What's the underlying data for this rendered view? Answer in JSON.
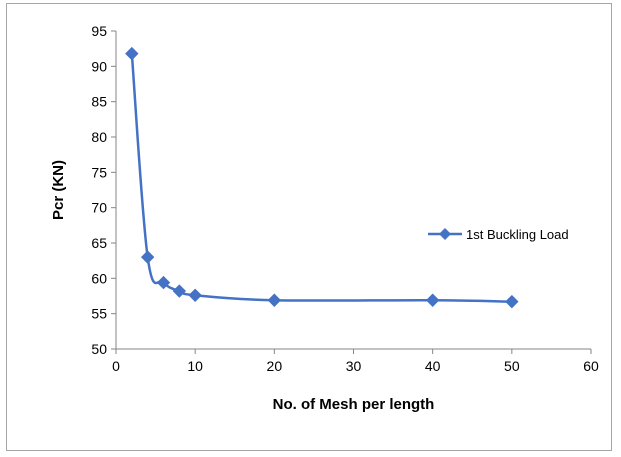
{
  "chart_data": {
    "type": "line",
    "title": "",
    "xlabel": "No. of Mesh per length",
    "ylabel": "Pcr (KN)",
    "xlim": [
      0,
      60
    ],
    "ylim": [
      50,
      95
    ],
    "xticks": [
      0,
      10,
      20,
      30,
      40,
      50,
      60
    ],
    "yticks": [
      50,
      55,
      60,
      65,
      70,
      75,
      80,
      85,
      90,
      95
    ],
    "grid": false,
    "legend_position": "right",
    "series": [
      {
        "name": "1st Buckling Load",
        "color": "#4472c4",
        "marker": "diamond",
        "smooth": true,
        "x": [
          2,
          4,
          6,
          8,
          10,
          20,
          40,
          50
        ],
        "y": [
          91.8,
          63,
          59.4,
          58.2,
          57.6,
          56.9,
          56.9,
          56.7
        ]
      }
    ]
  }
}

****

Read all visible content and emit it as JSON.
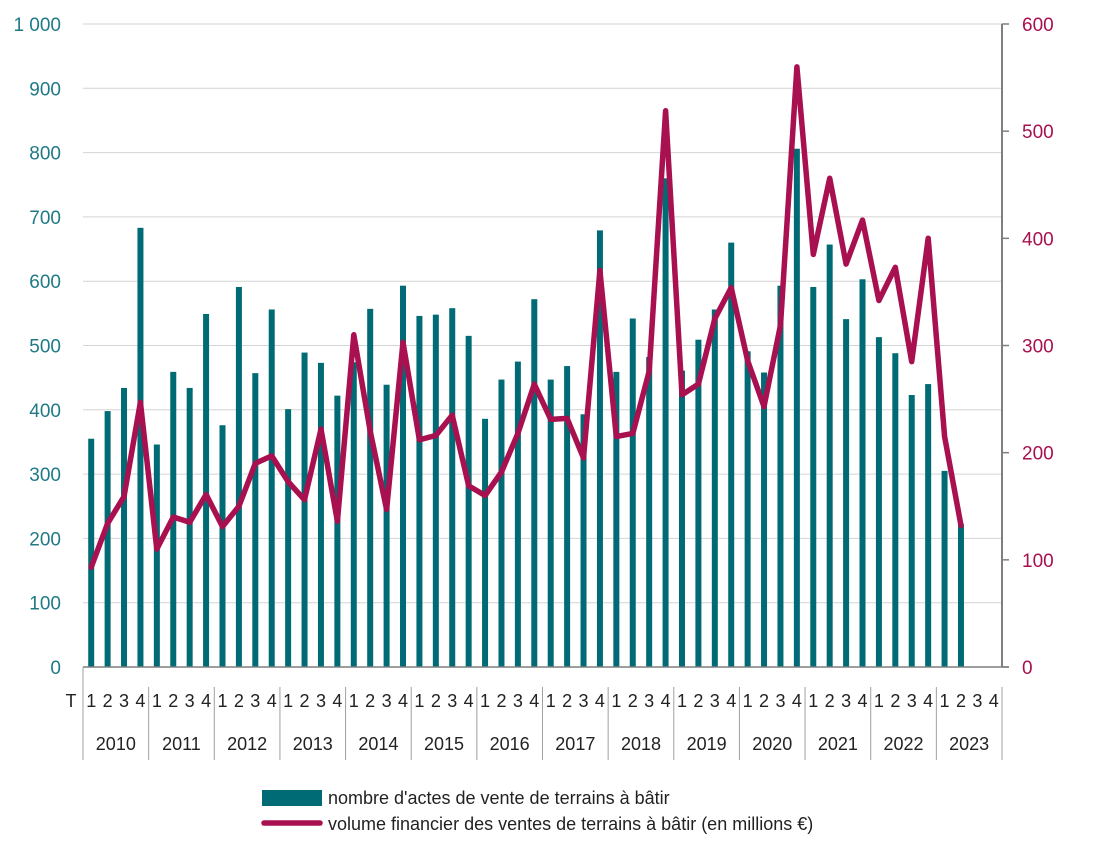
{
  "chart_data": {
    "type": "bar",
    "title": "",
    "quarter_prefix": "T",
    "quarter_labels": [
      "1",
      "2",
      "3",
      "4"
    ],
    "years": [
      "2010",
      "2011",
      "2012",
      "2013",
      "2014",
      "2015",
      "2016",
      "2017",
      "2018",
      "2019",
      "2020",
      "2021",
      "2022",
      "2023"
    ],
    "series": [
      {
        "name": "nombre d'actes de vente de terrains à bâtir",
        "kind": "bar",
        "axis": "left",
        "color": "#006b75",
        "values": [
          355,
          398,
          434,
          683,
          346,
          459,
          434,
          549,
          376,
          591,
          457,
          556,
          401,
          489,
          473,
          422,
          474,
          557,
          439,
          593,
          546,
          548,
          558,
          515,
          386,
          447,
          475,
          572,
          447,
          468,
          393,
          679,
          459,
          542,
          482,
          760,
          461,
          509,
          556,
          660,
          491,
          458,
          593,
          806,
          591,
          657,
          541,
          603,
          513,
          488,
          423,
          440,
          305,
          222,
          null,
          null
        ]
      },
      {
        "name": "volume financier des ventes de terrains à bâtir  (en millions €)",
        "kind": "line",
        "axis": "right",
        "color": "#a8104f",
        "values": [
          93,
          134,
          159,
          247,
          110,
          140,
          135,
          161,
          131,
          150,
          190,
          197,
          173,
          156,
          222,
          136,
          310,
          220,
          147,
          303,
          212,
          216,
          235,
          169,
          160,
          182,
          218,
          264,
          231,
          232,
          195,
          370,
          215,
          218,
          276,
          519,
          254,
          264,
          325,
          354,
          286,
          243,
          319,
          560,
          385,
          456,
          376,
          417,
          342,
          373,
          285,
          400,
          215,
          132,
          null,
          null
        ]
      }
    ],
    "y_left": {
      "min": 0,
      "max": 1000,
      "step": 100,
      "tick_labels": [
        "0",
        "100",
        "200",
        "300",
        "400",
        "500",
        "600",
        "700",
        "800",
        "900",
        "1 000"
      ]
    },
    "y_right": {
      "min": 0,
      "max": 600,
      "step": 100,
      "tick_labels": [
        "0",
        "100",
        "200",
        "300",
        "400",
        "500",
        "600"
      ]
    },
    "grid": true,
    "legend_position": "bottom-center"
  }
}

****

• Written problem: Read the lines above. Gather those in which the string "color" is found.

• Answer to this task:
        "color": "#4472c4",
        "color": "#006b75",
        "color": "#a8104f",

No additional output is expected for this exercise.